GOAL OF THE EXERCISE >> In the listing below, locate the lines that hold "color" and copy them.

--- Start of TASK DATA ---

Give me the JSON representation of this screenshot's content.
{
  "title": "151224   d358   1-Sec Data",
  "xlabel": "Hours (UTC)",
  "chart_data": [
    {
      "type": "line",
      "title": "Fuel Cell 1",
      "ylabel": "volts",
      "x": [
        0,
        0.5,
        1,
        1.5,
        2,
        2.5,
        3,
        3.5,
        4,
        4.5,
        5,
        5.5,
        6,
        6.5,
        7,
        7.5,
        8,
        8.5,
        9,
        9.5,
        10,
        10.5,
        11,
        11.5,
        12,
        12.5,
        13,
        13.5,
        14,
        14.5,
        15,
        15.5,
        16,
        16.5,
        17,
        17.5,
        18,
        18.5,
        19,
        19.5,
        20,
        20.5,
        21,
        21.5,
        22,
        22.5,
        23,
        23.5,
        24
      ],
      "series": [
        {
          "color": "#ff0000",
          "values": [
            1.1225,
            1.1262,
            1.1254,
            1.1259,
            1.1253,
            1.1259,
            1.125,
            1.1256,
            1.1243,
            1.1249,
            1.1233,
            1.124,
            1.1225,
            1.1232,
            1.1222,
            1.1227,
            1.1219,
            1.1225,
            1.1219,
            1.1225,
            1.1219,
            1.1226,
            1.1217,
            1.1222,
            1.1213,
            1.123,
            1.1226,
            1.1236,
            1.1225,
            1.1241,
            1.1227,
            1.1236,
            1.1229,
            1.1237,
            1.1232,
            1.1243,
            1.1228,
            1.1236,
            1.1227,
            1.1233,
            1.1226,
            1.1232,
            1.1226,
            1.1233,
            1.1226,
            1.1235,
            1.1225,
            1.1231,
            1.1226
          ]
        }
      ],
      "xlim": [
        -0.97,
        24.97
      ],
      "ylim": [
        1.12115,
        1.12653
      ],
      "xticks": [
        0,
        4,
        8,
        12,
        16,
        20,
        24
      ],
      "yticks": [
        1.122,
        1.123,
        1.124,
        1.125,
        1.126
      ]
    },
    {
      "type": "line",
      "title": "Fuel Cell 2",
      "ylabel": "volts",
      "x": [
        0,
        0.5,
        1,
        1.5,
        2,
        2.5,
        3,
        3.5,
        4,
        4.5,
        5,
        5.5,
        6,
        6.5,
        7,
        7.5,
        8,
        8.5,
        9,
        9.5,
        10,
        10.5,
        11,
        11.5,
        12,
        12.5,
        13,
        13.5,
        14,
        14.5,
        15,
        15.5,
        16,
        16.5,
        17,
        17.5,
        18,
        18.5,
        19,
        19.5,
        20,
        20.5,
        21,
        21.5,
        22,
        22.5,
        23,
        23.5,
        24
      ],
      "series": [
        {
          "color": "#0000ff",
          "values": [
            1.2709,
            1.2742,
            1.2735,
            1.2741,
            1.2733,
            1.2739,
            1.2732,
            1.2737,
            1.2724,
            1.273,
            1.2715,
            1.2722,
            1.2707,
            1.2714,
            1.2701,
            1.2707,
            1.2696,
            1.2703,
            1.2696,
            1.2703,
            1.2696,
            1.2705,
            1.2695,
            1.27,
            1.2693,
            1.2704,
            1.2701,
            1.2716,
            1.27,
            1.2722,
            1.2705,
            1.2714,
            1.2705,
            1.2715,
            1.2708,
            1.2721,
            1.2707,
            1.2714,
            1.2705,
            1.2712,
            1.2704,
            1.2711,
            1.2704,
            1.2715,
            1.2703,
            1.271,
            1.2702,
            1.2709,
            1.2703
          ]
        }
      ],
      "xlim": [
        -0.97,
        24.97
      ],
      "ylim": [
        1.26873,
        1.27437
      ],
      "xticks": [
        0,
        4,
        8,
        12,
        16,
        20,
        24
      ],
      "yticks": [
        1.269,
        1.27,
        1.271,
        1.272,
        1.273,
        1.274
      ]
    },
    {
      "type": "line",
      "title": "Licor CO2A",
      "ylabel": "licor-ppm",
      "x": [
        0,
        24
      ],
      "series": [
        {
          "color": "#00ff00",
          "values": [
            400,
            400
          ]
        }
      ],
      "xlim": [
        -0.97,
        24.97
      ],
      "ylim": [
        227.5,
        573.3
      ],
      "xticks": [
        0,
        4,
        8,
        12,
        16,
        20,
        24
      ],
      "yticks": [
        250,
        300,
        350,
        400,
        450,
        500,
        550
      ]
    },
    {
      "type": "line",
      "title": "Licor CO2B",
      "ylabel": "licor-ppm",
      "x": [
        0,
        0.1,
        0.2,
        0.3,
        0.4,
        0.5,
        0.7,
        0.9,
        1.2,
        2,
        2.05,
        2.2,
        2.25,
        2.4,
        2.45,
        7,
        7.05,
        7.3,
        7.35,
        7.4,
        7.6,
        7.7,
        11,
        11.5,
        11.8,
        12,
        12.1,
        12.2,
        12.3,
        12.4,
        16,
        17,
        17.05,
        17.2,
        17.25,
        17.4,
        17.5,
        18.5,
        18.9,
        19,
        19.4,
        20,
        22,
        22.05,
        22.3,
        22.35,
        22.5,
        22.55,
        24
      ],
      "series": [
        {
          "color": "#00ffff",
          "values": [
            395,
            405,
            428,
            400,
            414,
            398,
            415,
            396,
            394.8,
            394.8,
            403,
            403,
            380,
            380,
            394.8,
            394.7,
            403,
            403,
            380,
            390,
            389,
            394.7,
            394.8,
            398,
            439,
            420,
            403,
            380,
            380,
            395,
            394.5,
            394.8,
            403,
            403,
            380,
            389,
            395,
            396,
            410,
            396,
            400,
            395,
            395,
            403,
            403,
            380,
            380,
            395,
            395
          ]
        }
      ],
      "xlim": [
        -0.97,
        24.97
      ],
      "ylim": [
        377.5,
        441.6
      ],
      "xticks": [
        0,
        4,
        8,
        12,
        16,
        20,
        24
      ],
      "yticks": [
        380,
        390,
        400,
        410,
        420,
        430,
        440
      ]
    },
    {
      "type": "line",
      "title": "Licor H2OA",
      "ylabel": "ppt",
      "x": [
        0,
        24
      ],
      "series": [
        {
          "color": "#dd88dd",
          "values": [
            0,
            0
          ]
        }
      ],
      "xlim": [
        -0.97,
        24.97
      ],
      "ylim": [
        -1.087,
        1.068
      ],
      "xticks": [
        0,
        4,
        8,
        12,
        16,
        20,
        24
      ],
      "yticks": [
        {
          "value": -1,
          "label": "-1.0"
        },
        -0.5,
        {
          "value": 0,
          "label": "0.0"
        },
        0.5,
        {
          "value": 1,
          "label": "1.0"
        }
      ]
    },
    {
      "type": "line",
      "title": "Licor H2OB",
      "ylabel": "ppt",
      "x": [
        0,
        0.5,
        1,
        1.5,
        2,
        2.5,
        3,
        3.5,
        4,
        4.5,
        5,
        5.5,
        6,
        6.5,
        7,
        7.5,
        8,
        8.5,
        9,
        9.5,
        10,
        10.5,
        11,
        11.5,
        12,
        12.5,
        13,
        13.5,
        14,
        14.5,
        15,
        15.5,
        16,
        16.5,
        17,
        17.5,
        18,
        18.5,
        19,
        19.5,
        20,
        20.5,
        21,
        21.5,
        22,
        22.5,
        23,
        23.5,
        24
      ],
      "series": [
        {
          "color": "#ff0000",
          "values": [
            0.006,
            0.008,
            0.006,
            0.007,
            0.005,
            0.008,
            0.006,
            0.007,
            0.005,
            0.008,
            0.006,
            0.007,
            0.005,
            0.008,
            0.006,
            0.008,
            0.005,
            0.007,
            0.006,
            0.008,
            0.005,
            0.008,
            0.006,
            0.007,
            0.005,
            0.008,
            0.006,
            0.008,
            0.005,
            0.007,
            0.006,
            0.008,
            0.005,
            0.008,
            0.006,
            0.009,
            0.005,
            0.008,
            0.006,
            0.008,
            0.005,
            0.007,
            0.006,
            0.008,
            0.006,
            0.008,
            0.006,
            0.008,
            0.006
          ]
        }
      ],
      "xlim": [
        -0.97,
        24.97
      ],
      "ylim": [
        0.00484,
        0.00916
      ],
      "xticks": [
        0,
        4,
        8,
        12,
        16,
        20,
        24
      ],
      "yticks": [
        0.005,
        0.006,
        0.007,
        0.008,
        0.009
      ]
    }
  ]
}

--- End of TASK DATA ---

REPLY TO THE EXERCISE >>
          "color": "#ff0000",
          "color": "#0000ff",
          "color": "#00ff00",
          "color": "#00ffff",
          "color": "#dd88dd",
          "color": "#ff0000",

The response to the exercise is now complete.